• _DATA_:
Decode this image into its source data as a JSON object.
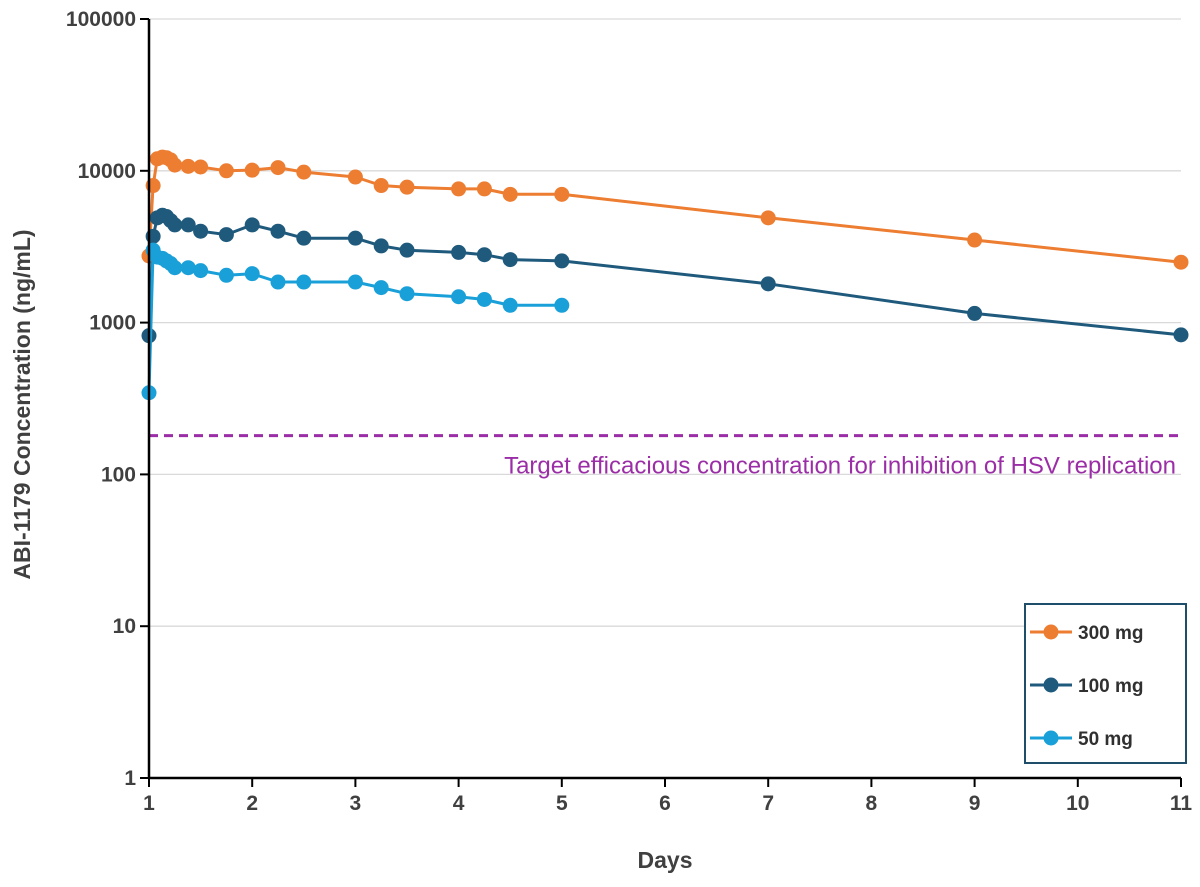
{
  "chart_data": {
    "type": "line",
    "yscale": "log",
    "title": "",
    "xlabel": "Days",
    "ylabel": "ABI-1179 Concentration (ng/mL)",
    "xlim": [
      1,
      11
    ],
    "ylim": [
      1,
      100000
    ],
    "x_ticks": [
      "1",
      "2",
      "3",
      "4",
      "5",
      "6",
      "7",
      "8",
      "9",
      "10",
      "11"
    ],
    "y_ticks": [
      "1",
      "10",
      "100",
      "1000",
      "10000",
      "100000"
    ],
    "grid": "horizontal",
    "legend_position": "bottom-right",
    "series": [
      {
        "name": "300 mg",
        "color": "#ed7d31",
        "x": [
          1.0,
          1.04,
          1.08,
          1.13,
          1.17,
          1.21,
          1.25,
          1.38,
          1.5,
          1.75,
          2.0,
          2.25,
          2.5,
          3.0,
          3.25,
          3.5,
          4.0,
          4.25,
          4.5,
          5.0,
          7.0,
          9.0,
          11.0
        ],
        "y": [
          2750,
          8000,
          12000,
          12300,
          12200,
          11800,
          10900,
          10700,
          10600,
          10000,
          10100,
          10500,
          9800,
          9100,
          8000,
          7800,
          7600,
          7600,
          7000,
          7000,
          4900,
          3500,
          2500
        ]
      },
      {
        "name": "100 mg",
        "color": "#1f5a7d",
        "x": [
          1.0,
          1.04,
          1.08,
          1.13,
          1.17,
          1.21,
          1.25,
          1.38,
          1.5,
          1.75,
          2.0,
          2.25,
          2.5,
          3.0,
          3.25,
          3.5,
          4.0,
          4.25,
          4.5,
          5.0,
          7.0,
          9.0,
          11.0
        ],
        "y": [
          820,
          3700,
          4900,
          5100,
          5000,
          4700,
          4400,
          4400,
          4000,
          3800,
          4400,
          4000,
          3600,
          3600,
          3200,
          3000,
          2900,
          2800,
          2600,
          2550,
          1800,
          1150,
          830
        ]
      },
      {
        "name": "50 mg",
        "color": "#1aa0d8",
        "x": [
          1.0,
          1.04,
          1.08,
          1.13,
          1.17,
          1.21,
          1.25,
          1.38,
          1.5,
          1.75,
          2.0,
          2.25,
          2.5,
          3.0,
          3.25,
          3.5,
          4.0,
          4.25,
          4.5,
          5.0
        ],
        "y": [
          345,
          3000,
          2700,
          2650,
          2550,
          2450,
          2300,
          2300,
          2200,
          2050,
          2100,
          1850,
          1850,
          1850,
          1700,
          1550,
          1480,
          1420,
          1300,
          1300
        ]
      }
    ],
    "reference_line": {
      "y": 180,
      "color": "#9b2ea7",
      "style": "dashed",
      "label": "Target efficacious concentration for inhibition of HSV replication"
    }
  }
}
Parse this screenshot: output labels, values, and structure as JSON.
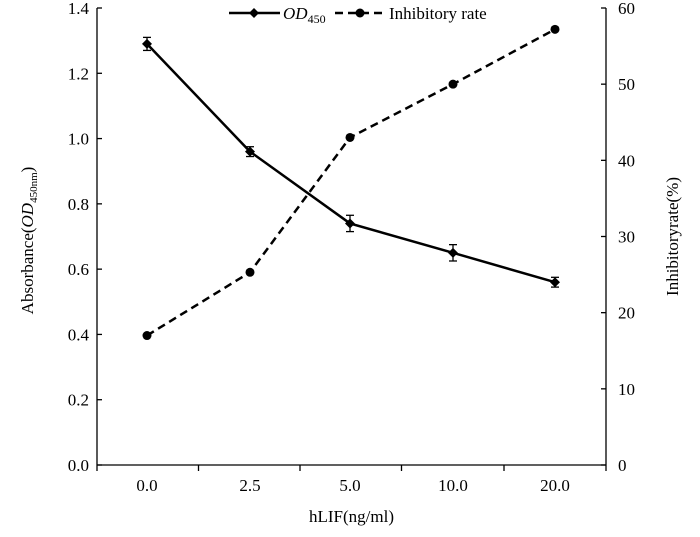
{
  "chart_data": {
    "type": "line",
    "title": "",
    "xlabel": "hLIF(ng/ml)",
    "ylabel": {
      "prefix": "Absorbance(",
      "italic": "OD",
      "sub": "450nm",
      "suffix": ")"
    },
    "y2label": "Inhibitoryrate(%)",
    "categories": [
      "0.0",
      "2.5",
      "5.0",
      "10.0",
      "20.0"
    ],
    "ylim": [
      0,
      1.4
    ],
    "yticks": [
      "0.0",
      "0.2",
      "0.4",
      "0.6",
      "0.8",
      "1.0",
      "1.2",
      "1.4"
    ],
    "y2lim": [
      0,
      60
    ],
    "y2ticks": [
      "0",
      "10",
      "20",
      "30",
      "40",
      "50",
      "60"
    ],
    "series": [
      {
        "name": "OD450",
        "legend": {
          "italic": "OD",
          "sub": "450"
        },
        "axis": "left",
        "style": "solid",
        "marker": "diamond",
        "values": [
          1.29,
          0.96,
          0.74,
          0.65,
          0.56
        ],
        "errors": [
          0.02,
          0.015,
          0.025,
          0.025,
          0.015
        ]
      },
      {
        "name": "Inhibitory rate",
        "legend": {
          "text": "Inhibitory rate"
        },
        "axis": "right",
        "style": "dashed",
        "marker": "circle",
        "values": [
          17,
          25.3,
          43,
          50,
          57.2
        ]
      }
    ],
    "legend_position": "top-center",
    "grid": false,
    "colors": {
      "line": "#000000",
      "background": "#ffffff"
    }
  }
}
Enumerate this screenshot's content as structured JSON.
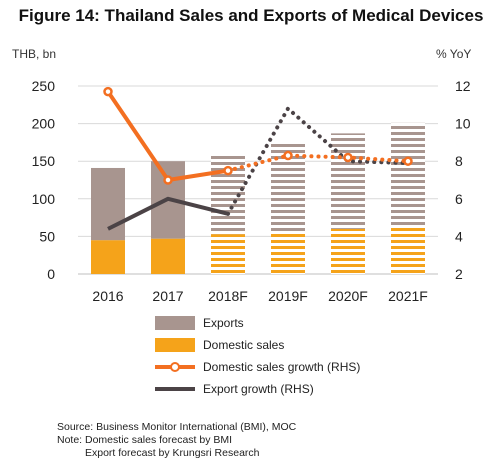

• _EXERCISE DETAILS_: Print every entry exactly as written, without the pictures.

• _FINAL RESULT_:
Decode this image into its source data as a JSON object.
{
  "chart_data": {
    "type": "line",
    "yscale": "log",
    "title": "",
    "xlabel": "Days",
    "ylabel": "ABI-1179 Concentration (ng/mL)",
    "xlim": [
      1,
      11
    ],
    "ylim": [
      1,
      100000
    ],
    "x_ticks": [
      "1",
      "2",
      "3",
      "4",
      "5",
      "6",
      "7",
      "8",
      "9",
      "10",
      "11"
    ],
    "y_ticks": [
      "1",
      "10",
      "100",
      "1000",
      "10000",
      "100000"
    ],
    "grid": "horizontal",
    "legend_position": "bottom-right",
    "series": [
      {
        "name": "300 mg",
        "color": "#ed7d31",
        "x": [
          1.0,
          1.04,
          1.08,
          1.13,
          1.17,
          1.21,
          1.25,
          1.38,
          1.5,
          1.75,
          2.0,
          2.25,
          2.5,
          3.0,
          3.25,
          3.5,
          4.0,
          4.25,
          4.5,
          5.0,
          7.0,
          9.0,
          11.0
        ],
        "y": [
          2750,
          8000,
          12000,
          12300,
          12200,
          11800,
          10900,
          10700,
          10600,
          10000,
          10100,
          10500,
          9800,
          9100,
          8000,
          7800,
          7600,
          7600,
          7000,
          7000,
          4900,
          3500,
          2500
        ]
      },
      {
        "name": "100 mg",
        "color": "#1f5a7d",
        "x": [
          1.0,
          1.04,
          1.08,
          1.13,
          1.17,
          1.21,
          1.25,
          1.38,
          1.5,
          1.75,
          2.0,
          2.25,
          2.5,
          3.0,
          3.25,
          3.5,
          4.0,
          4.25,
          4.5,
          5.0,
          7.0,
          9.0,
          11.0
        ],
        "y": [
          820,
          3700,
          4900,
          5100,
          5000,
          4700,
          4400,
          4400,
          4000,
          3800,
          4400,
          4000,
          3600,
          3600,
          3200,
          3000,
          2900,
          2800,
          2600,
          2550,
          1800,
          1150,
          830
        ]
      },
      {
        "name": "50 mg",
        "color": "#1aa0d8",
        "x": [
          1.0,
          1.04,
          1.08,
          1.13,
          1.17,
          1.21,
          1.25,
          1.38,
          1.5,
          1.75,
          2.0,
          2.25,
          2.5,
          3.0,
          3.25,
          3.5,
          4.0,
          4.25,
          4.5,
          5.0
        ],
        "y": [
          345,
          3000,
          2700,
          2650,
          2550,
          2450,
          2300,
          2300,
          2200,
          2050,
          2100,
          1850,
          1850,
          1850,
          1700,
          1550,
          1480,
          1420,
          1300,
          1300
        ]
      }
    ],
    "reference_line": {
      "y": 180,
      "color": "#9b2ea7",
      "style": "dashed",
      "label": "Target efficacious concentration for inhibition of HSV replication"
    }
  }
}
Parse this screenshot: output labels, values, and structure as JSON.
{
  "chart_data": {
    "type": "line",
    "title": "",
    "xlabel": "hLIF(ng/ml)",
    "ylabel": {
      "prefix": "Absorbance(",
      "italic": "OD",
      "sub": "450nm",
      "suffix": ")"
    },
    "y2label": "Inhibitoryrate(%)",
    "categories": [
      "0.0",
      "2.5",
      "5.0",
      "10.0",
      "20.0"
    ],
    "ylim": [
      0,
      1.4
    ],
    "yticks": [
      "0.0",
      "0.2",
      "0.4",
      "0.6",
      "0.8",
      "1.0",
      "1.2",
      "1.4"
    ],
    "y2lim": [
      0,
      60
    ],
    "y2ticks": [
      "0",
      "10",
      "20",
      "30",
      "40",
      "50",
      "60"
    ],
    "series": [
      {
        "name": "OD450",
        "legend": {
          "italic": "OD",
          "sub": "450"
        },
        "axis": "left",
        "style": "solid",
        "marker": "diamond",
        "values": [
          1.29,
          0.96,
          0.74,
          0.65,
          0.56
        ],
        "errors": [
          0.02,
          0.015,
          0.025,
          0.025,
          0.015
        ]
      },
      {
        "name": "Inhibitory rate",
        "legend": {
          "text": "Inhibitory rate"
        },
        "axis": "right",
        "style": "dashed",
        "marker": "circle",
        "values": [
          17,
          25.3,
          43,
          50,
          57.2
        ]
      }
    ],
    "legend_position": "top-center",
    "grid": false,
    "colors": {
      "line": "#000000",
      "background": "#ffffff"
    }
  }
}
Enumerate this screenshot's content as structured JSON.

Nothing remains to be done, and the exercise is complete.